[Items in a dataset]
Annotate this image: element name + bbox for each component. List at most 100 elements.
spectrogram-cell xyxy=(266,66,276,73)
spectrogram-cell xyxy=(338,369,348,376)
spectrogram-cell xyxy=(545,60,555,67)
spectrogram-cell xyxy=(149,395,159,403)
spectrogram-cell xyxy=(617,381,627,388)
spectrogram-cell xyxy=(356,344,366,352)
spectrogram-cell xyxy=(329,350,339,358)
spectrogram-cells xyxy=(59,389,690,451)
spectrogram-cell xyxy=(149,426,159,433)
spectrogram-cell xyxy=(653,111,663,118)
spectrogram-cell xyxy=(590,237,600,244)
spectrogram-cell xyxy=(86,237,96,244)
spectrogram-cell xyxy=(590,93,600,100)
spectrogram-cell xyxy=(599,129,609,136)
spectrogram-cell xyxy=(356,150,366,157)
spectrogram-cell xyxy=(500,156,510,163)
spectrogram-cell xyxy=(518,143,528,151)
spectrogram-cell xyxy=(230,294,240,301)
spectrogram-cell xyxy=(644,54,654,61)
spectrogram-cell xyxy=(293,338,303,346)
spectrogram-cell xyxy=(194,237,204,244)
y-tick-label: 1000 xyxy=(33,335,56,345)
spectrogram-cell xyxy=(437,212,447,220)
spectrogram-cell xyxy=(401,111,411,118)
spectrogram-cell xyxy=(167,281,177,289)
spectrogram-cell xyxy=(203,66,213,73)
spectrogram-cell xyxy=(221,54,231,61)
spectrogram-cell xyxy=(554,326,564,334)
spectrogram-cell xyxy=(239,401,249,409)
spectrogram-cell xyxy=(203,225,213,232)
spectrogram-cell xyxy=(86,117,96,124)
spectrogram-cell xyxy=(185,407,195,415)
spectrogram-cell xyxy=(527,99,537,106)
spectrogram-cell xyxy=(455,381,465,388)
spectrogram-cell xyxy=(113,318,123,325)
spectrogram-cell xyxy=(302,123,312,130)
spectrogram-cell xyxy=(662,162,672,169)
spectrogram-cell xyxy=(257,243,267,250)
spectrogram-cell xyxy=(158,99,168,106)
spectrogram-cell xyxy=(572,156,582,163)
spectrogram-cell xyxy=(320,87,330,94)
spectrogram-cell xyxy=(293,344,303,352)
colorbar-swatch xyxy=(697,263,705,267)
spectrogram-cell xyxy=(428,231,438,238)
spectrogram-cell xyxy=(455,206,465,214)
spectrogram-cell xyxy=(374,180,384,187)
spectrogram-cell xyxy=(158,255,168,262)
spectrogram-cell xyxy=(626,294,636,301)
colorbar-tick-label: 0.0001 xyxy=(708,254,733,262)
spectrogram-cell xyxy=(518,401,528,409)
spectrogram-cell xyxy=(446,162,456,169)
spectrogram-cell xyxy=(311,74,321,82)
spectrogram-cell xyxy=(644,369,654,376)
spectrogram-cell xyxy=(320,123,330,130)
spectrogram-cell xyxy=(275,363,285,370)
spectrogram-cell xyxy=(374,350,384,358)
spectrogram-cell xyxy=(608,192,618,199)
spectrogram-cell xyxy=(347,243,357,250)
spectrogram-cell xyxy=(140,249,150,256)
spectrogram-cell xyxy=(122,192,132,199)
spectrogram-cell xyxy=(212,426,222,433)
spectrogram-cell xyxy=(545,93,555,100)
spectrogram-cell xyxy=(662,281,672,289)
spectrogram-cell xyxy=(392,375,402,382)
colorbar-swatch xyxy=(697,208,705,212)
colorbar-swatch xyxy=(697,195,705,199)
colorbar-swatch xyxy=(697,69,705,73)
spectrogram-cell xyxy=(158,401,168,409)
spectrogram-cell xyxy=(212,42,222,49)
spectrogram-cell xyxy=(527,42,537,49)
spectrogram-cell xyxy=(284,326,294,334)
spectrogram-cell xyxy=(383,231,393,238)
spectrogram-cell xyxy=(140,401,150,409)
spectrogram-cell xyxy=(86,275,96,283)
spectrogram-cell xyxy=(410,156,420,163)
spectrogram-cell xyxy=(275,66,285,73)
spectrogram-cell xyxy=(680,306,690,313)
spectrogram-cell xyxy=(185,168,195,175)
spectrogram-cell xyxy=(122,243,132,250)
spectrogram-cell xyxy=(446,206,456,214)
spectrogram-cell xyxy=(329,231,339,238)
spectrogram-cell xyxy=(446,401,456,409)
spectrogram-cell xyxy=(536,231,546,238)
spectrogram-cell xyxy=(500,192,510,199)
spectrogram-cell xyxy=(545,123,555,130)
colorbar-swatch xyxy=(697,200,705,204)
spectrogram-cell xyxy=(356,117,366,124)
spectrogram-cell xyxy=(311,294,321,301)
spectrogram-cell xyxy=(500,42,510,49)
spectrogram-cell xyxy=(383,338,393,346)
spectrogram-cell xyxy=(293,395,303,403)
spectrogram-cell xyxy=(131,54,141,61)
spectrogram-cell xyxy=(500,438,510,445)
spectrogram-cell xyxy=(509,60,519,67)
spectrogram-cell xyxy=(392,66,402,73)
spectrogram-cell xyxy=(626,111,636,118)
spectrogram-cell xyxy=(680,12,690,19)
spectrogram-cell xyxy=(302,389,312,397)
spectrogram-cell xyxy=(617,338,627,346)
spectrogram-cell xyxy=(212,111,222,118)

SHORT PROBLEM
Reproduce every one of the lines above, word for word and in the same order.

RESPONSE
Annotate this image: element name + bbox for each component. List at most 100 elements.
spectrogram-cell xyxy=(266,66,276,73)
spectrogram-cell xyxy=(338,369,348,376)
spectrogram-cell xyxy=(545,60,555,67)
spectrogram-cell xyxy=(149,395,159,403)
spectrogram-cell xyxy=(617,381,627,388)
spectrogram-cell xyxy=(356,344,366,352)
spectrogram-cell xyxy=(329,350,339,358)
spectrogram-cells xyxy=(59,389,690,451)
spectrogram-cell xyxy=(149,426,159,433)
spectrogram-cell xyxy=(653,111,663,118)
spectrogram-cell xyxy=(590,237,600,244)
spectrogram-cell xyxy=(86,237,96,244)
spectrogram-cell xyxy=(590,93,600,100)
spectrogram-cell xyxy=(599,129,609,136)
spectrogram-cell xyxy=(356,150,366,157)
spectrogram-cell xyxy=(500,156,510,163)
spectrogram-cell xyxy=(518,143,528,151)
spectrogram-cell xyxy=(230,294,240,301)
spectrogram-cell xyxy=(644,54,654,61)
spectrogram-cell xyxy=(293,338,303,346)
spectrogram-cell xyxy=(194,237,204,244)
y-tick-label: 1000 xyxy=(33,335,56,345)
spectrogram-cell xyxy=(437,212,447,220)
spectrogram-cell xyxy=(401,111,411,118)
spectrogram-cell xyxy=(167,281,177,289)
spectrogram-cell xyxy=(203,66,213,73)
spectrogram-cell xyxy=(221,54,231,61)
spectrogram-cell xyxy=(554,326,564,334)
spectrogram-cell xyxy=(239,401,249,409)
spectrogram-cell xyxy=(203,225,213,232)
spectrogram-cell xyxy=(86,117,96,124)
spectrogram-cell xyxy=(185,407,195,415)
spectrogram-cell xyxy=(527,99,537,106)
spectrogram-cell xyxy=(455,381,465,388)
spectrogram-cell xyxy=(113,318,123,325)
spectrogram-cell xyxy=(302,123,312,130)
spectrogram-cell xyxy=(662,162,672,169)
spectrogram-cell xyxy=(257,243,267,250)
spectrogram-cell xyxy=(158,99,168,106)
spectrogram-cell xyxy=(572,156,582,163)
spectrogram-cell xyxy=(320,87,330,94)
spectrogram-cell xyxy=(293,344,303,352)
colorbar-swatch xyxy=(697,263,705,267)
spectrogram-cell xyxy=(428,231,438,238)
spectrogram-cell xyxy=(455,206,465,214)
spectrogram-cell xyxy=(374,180,384,187)
spectrogram-cell xyxy=(158,255,168,262)
spectrogram-cell xyxy=(626,294,636,301)
colorbar-tick-label: 0.0001 xyxy=(708,254,733,262)
spectrogram-cell xyxy=(518,401,528,409)
spectrogram-cell xyxy=(446,162,456,169)
spectrogram-cell xyxy=(311,74,321,82)
spectrogram-cell xyxy=(644,369,654,376)
spectrogram-cell xyxy=(320,123,330,130)
spectrogram-cell xyxy=(275,363,285,370)
spectrogram-cell xyxy=(374,350,384,358)
spectrogram-cell xyxy=(608,192,618,199)
spectrogram-cell xyxy=(347,243,357,250)
spectrogram-cell xyxy=(140,249,150,256)
spectrogram-cell xyxy=(122,192,132,199)
spectrogram-cell xyxy=(212,426,222,433)
spectrogram-cell xyxy=(545,93,555,100)
spectrogram-cell xyxy=(662,281,672,289)
spectrogram-cell xyxy=(392,375,402,382)
colorbar-swatch xyxy=(697,208,705,212)
colorbar-swatch xyxy=(697,195,705,199)
colorbar-swatch xyxy=(697,69,705,73)
spectrogram-cell xyxy=(158,401,168,409)
spectrogram-cell xyxy=(212,42,222,49)
spectrogram-cell xyxy=(527,42,537,49)
spectrogram-cell xyxy=(284,326,294,334)
spectrogram-cell xyxy=(383,231,393,238)
spectrogram-cell xyxy=(140,401,150,409)
spectrogram-cell xyxy=(86,275,96,283)
spectrogram-cell xyxy=(410,156,420,163)
spectrogram-cell xyxy=(275,66,285,73)
spectrogram-cell xyxy=(680,306,690,313)
spectrogram-cell xyxy=(185,168,195,175)
spectrogram-cell xyxy=(122,243,132,250)
spectrogram-cell xyxy=(446,206,456,214)
spectrogram-cell xyxy=(329,231,339,238)
spectrogram-cell xyxy=(446,401,456,409)
spectrogram-cell xyxy=(536,231,546,238)
spectrogram-cell xyxy=(500,192,510,199)
spectrogram-cell xyxy=(545,123,555,130)
colorbar-swatch xyxy=(697,200,705,204)
spectrogram-cell xyxy=(356,117,366,124)
spectrogram-cell xyxy=(311,294,321,301)
spectrogram-cell xyxy=(500,42,510,49)
spectrogram-cell xyxy=(383,338,393,346)
spectrogram-cell xyxy=(293,395,303,403)
spectrogram-cell xyxy=(131,54,141,61)
spectrogram-cell xyxy=(500,438,510,445)
spectrogram-cell xyxy=(509,60,519,67)
spectrogram-cell xyxy=(392,66,402,73)
spectrogram-cell xyxy=(626,111,636,118)
spectrogram-cell xyxy=(680,12,690,19)
spectrogram-cell xyxy=(302,389,312,397)
spectrogram-cell xyxy=(617,338,627,346)
spectrogram-cell xyxy=(212,111,222,118)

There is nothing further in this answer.